• [TASK GOAL] Every line with the string "Fokus" should be gathered.

begin

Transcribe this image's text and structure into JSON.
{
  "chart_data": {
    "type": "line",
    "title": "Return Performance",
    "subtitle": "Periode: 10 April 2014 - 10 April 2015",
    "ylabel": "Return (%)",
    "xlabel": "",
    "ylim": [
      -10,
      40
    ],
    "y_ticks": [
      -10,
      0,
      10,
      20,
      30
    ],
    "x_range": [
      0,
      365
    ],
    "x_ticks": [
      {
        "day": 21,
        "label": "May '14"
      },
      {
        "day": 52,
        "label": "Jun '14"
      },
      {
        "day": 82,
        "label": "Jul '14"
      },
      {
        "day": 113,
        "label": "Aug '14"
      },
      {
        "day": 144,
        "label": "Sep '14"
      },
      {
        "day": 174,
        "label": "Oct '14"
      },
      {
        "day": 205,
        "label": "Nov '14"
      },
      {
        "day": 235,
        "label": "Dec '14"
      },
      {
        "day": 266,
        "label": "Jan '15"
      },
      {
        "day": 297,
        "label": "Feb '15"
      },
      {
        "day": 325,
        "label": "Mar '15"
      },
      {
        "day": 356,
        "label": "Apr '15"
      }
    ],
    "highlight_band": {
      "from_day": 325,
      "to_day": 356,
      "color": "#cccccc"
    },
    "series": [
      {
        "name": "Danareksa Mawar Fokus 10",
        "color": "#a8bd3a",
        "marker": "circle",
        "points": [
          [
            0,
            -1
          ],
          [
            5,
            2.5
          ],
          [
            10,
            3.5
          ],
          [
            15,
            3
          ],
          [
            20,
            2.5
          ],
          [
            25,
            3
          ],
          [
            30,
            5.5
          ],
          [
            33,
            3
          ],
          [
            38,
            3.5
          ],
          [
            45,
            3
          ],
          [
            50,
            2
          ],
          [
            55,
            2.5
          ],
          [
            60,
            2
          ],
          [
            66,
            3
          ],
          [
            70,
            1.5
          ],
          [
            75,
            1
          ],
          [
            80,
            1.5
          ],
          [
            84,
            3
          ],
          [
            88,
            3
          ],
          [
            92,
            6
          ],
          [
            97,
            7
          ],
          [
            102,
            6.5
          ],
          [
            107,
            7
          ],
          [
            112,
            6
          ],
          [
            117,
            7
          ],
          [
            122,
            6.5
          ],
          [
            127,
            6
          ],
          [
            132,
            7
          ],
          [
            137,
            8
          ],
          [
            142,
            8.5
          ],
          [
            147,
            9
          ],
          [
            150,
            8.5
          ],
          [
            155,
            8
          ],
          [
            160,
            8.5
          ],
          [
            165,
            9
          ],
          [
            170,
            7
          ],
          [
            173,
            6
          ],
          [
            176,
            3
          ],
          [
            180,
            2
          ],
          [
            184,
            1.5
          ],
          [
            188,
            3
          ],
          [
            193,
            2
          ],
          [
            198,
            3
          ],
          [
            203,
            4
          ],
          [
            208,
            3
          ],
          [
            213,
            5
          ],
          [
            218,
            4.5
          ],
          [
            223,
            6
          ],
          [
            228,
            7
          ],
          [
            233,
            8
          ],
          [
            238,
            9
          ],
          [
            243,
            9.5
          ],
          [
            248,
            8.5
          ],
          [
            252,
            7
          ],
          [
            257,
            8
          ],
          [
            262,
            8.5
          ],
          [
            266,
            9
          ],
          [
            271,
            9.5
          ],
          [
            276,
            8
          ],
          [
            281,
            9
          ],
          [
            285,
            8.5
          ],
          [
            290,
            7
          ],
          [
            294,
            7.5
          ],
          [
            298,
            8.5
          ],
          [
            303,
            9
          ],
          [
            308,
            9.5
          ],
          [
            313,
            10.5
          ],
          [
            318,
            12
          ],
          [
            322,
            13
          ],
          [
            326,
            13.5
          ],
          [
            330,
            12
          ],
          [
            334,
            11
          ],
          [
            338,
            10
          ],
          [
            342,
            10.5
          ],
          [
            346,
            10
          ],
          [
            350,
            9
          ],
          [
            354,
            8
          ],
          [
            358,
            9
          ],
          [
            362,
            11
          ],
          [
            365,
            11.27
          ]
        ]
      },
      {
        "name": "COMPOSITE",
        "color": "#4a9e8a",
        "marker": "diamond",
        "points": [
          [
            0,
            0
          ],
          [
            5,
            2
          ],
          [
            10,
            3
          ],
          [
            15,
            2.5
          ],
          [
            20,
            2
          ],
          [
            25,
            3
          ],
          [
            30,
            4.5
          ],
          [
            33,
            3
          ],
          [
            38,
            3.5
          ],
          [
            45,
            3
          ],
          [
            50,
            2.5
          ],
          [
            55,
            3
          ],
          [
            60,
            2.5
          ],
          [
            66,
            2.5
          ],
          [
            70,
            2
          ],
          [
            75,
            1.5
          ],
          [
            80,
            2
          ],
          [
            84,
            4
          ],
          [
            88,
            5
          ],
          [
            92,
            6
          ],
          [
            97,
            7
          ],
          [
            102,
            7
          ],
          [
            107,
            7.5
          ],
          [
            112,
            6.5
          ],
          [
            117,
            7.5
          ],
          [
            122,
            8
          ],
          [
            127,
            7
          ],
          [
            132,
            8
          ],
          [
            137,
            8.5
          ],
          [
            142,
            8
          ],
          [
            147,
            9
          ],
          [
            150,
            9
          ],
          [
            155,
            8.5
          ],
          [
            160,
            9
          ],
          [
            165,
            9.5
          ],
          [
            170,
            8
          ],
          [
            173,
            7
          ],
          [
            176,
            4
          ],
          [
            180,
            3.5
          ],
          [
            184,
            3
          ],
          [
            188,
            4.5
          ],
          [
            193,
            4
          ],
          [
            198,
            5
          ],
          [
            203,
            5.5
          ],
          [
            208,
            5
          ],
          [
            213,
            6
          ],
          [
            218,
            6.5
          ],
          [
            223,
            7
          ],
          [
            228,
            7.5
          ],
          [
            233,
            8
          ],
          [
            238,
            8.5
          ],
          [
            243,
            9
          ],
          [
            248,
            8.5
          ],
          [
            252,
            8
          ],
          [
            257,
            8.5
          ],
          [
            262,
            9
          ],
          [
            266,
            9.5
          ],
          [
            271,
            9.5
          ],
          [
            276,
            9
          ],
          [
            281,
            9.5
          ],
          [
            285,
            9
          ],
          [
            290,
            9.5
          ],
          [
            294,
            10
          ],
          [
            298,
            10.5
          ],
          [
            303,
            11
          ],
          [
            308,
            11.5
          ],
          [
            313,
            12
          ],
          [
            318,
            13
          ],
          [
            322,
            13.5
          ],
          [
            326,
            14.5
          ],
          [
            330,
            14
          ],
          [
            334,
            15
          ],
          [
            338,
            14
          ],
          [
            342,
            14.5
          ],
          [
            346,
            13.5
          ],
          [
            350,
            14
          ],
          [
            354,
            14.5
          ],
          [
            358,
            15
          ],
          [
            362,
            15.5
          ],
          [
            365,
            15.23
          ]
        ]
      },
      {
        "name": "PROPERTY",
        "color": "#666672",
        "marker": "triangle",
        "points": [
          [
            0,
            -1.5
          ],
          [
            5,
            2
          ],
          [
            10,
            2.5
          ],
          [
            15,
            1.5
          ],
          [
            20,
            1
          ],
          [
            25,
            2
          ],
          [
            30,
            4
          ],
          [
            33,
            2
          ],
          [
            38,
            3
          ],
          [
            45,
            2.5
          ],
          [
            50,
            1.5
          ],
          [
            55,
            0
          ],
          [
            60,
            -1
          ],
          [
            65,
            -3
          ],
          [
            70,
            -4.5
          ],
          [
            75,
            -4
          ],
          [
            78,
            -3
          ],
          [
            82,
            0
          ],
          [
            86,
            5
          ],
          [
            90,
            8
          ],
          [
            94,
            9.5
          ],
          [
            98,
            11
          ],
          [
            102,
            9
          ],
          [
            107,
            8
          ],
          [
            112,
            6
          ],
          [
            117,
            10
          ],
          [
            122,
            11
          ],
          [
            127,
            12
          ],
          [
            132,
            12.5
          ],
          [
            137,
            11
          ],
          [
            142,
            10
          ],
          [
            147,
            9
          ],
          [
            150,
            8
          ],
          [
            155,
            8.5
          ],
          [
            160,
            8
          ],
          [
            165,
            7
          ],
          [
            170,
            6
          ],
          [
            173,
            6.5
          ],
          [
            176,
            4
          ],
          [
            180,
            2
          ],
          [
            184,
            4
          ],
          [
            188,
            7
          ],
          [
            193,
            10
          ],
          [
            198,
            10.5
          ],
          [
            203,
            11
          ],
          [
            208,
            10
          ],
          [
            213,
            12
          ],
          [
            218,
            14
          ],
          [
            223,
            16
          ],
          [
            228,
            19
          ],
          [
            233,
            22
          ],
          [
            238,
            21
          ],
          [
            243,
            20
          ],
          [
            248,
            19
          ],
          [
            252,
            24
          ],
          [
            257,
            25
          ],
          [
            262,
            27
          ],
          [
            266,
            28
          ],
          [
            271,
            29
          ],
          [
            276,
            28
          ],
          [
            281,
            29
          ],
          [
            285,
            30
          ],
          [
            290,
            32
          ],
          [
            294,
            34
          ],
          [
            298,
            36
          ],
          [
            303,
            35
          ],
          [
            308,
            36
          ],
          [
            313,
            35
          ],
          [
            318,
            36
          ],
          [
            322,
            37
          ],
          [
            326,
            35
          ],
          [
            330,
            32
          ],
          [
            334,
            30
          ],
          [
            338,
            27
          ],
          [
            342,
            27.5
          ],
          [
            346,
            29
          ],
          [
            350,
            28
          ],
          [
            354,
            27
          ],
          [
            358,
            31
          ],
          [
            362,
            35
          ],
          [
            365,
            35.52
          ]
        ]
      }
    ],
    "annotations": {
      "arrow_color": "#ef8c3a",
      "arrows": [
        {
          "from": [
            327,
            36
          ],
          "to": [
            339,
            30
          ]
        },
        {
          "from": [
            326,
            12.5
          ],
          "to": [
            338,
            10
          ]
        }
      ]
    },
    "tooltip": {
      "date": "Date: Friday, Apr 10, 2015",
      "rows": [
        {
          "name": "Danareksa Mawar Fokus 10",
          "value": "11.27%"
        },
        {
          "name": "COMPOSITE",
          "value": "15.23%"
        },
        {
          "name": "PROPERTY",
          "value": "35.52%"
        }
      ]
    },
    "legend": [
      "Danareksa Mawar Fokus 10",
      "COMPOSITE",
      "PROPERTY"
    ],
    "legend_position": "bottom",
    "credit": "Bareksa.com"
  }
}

end

• [SOLUTION]
        "name": "Danareksa Mawar Fokus 10",
          "name": "Danareksa Mawar Fokus 10",
      "Danareksa Mawar Fokus 10",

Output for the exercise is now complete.